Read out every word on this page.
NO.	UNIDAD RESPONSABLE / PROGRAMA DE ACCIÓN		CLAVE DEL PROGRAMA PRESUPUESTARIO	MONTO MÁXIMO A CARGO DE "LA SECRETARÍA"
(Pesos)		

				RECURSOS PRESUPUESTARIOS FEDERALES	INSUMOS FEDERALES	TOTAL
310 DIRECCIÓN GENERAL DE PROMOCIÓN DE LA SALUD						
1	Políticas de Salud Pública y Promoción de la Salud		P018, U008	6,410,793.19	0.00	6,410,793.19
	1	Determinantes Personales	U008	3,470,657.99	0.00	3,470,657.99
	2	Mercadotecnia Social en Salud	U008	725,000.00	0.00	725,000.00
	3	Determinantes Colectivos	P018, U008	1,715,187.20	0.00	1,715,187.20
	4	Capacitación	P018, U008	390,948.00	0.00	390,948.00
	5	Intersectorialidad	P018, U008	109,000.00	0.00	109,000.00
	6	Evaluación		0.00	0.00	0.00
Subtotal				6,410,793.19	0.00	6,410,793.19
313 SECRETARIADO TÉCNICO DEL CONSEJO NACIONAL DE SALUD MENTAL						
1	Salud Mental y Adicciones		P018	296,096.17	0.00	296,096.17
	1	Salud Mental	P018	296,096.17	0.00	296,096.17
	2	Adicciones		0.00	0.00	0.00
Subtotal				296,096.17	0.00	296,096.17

━━━━━━━━━━━━━━━━━━━━━━━━━━━━━━

Exercise:
Copy each line above containing the string "Subtotal".

Answer to the task:
Subtotal				6,410,793.19	0.00	6,410,793.19
Subtotal				296,096.17	0.00	296,096.17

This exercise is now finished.